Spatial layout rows
▶
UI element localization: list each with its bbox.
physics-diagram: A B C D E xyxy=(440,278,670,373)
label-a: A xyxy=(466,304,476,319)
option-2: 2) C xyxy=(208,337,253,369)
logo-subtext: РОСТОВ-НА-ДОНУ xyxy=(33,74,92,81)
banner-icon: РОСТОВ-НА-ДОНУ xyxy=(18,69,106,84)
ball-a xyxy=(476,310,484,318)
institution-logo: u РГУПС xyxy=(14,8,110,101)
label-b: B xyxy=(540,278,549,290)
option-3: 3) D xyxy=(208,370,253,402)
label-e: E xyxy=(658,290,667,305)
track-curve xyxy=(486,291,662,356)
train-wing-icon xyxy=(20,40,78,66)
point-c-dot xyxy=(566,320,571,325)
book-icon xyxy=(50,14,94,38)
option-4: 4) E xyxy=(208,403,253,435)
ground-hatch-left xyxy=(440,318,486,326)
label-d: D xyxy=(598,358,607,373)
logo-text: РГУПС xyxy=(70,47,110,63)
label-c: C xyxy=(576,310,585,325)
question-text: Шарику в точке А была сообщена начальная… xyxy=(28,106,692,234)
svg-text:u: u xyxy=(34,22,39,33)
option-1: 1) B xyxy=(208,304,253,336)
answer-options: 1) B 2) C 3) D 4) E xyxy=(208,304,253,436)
◀
* _TASK PROMPT_
Write out every row above again, word for word, without changing anything.

* _EXERCISE ANSWER_
UI element localization: list each with its bbox.
physics-diagram: A B C D E xyxy=(440,278,670,373)
label-a: A xyxy=(466,304,476,319)
option-2: 2) C xyxy=(208,337,253,369)
logo-subtext: РОСТОВ-НА-ДОНУ xyxy=(33,74,92,81)
banner-icon: РОСТОВ-НА-ДОНУ xyxy=(18,69,106,84)
ball-a xyxy=(476,310,484,318)
institution-logo: u РГУПС xyxy=(14,8,110,101)
label-b: B xyxy=(540,278,549,290)
option-3: 3) D xyxy=(208,370,253,402)
label-e: E xyxy=(658,290,667,305)
track-curve xyxy=(486,291,662,356)
train-wing-icon xyxy=(20,40,78,66)
point-c-dot xyxy=(566,320,571,325)
book-icon xyxy=(50,14,94,38)
option-4: 4) E xyxy=(208,403,253,435)
ground-hatch-left xyxy=(440,318,486,326)
label-d: D xyxy=(598,358,607,373)
logo-text: РГУПС xyxy=(70,47,110,63)
label-c: C xyxy=(576,310,585,325)
question-text: Шарику в точке А была сообщена начальная… xyxy=(28,106,692,234)
svg-text:u: u xyxy=(34,22,39,33)
option-1: 1) B xyxy=(208,304,253,336)
answer-options: 1) B 2) C 3) D 4) E xyxy=(208,304,253,436)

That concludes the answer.